| Task prompt |
Copy every line that mentions the word "chevron".
(begin)
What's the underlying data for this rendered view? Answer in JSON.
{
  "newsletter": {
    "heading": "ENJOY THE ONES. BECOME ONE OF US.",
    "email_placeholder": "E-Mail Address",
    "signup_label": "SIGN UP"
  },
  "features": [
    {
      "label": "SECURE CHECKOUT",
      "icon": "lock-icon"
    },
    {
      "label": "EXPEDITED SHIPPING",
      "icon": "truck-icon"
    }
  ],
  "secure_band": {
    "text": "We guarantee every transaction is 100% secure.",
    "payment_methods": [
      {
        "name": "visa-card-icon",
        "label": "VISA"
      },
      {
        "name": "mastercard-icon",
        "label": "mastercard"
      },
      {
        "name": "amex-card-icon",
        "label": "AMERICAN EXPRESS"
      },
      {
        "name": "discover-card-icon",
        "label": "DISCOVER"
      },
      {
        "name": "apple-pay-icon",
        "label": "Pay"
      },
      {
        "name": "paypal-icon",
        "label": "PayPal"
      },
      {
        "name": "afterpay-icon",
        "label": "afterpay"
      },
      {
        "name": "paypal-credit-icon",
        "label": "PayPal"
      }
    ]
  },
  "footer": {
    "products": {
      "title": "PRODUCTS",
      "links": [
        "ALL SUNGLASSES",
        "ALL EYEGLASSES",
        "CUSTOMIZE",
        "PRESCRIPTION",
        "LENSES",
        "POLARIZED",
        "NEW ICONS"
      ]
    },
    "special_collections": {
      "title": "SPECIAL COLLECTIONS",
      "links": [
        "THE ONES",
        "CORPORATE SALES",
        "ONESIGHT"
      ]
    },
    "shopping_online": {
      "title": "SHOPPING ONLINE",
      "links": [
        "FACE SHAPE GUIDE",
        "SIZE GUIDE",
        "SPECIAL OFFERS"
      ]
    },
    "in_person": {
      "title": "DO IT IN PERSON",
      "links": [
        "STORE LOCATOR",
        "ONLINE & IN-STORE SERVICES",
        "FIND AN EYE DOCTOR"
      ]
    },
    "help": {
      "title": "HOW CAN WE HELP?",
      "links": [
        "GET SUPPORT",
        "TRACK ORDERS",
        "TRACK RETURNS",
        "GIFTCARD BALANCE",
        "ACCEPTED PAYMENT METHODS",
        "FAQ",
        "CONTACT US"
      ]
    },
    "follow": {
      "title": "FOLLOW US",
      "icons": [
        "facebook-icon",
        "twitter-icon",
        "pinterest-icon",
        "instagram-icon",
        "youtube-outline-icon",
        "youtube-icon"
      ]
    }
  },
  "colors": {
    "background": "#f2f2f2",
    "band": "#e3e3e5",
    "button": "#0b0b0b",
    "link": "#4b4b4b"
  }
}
(end)
(begin)
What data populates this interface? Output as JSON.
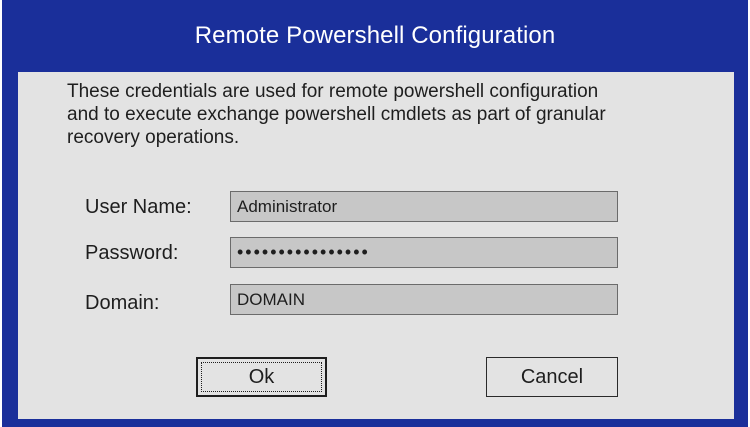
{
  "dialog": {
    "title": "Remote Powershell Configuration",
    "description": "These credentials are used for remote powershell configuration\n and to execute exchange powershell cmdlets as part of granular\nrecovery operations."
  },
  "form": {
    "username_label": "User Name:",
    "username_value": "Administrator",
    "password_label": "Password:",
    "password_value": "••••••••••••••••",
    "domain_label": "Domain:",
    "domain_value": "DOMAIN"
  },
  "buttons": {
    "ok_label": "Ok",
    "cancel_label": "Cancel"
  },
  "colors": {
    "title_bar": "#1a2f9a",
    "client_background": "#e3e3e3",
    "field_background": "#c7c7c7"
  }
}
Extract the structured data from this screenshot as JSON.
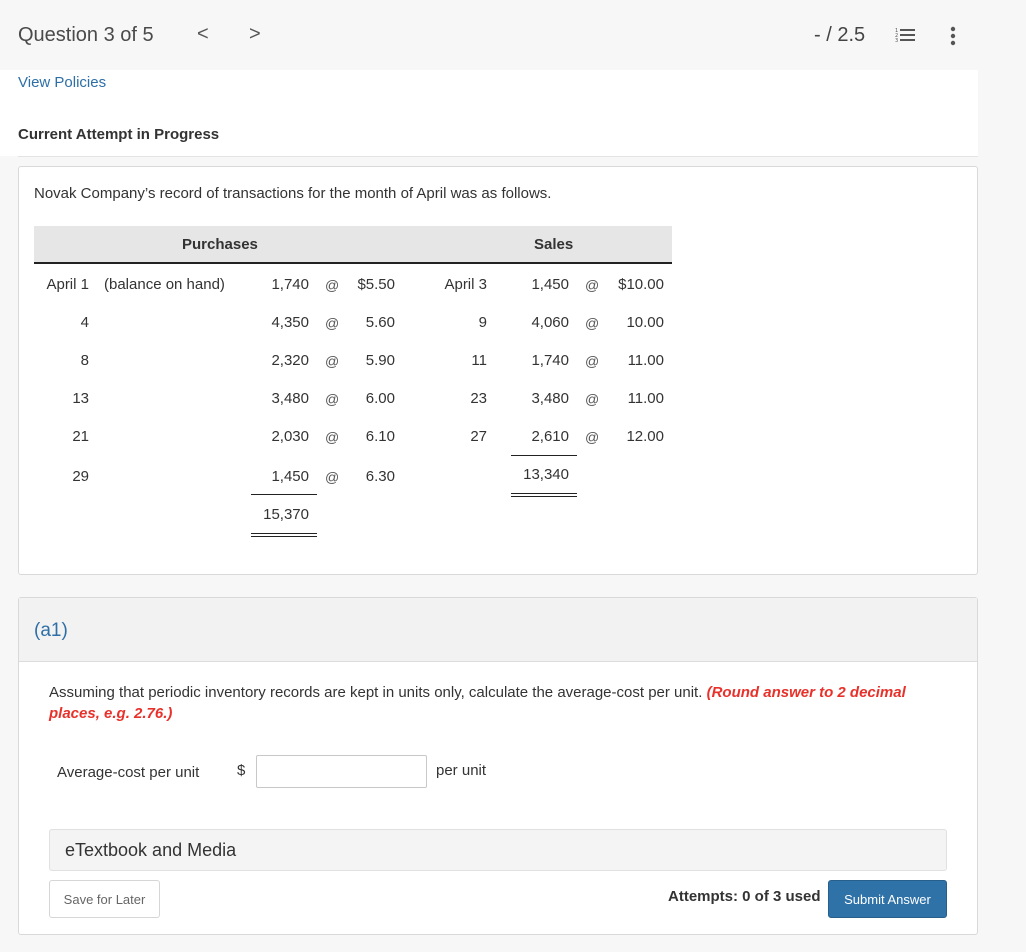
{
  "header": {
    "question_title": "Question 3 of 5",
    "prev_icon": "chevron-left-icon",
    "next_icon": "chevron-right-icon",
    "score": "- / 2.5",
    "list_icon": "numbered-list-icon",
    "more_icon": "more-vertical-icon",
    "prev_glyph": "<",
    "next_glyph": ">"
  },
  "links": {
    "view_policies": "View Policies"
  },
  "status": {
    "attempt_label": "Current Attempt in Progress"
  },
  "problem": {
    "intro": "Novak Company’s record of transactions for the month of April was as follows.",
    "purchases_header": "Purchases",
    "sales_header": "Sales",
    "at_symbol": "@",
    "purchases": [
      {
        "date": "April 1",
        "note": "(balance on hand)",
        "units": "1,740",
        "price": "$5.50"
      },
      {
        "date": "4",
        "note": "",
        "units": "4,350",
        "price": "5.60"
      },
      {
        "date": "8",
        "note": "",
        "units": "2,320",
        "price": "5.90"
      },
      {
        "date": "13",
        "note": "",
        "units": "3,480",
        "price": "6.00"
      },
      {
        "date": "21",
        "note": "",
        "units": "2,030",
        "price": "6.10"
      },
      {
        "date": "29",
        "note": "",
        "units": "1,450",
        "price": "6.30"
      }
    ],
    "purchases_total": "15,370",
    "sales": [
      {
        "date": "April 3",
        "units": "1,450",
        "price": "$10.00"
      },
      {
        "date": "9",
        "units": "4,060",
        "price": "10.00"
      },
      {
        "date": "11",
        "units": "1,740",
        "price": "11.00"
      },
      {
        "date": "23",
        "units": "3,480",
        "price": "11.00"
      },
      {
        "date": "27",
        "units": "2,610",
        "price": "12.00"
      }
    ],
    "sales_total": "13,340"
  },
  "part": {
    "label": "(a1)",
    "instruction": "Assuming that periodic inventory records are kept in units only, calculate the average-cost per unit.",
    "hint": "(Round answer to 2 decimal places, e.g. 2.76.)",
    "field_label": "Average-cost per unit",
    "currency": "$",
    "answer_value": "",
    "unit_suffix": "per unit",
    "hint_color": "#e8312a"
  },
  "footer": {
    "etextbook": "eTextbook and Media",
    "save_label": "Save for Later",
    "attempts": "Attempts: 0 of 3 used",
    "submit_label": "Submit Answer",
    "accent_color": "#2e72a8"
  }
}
(end)
| Exercise output |
    "prev_icon": "chevron-left-icon",
    "next_icon": "chevron-right-icon",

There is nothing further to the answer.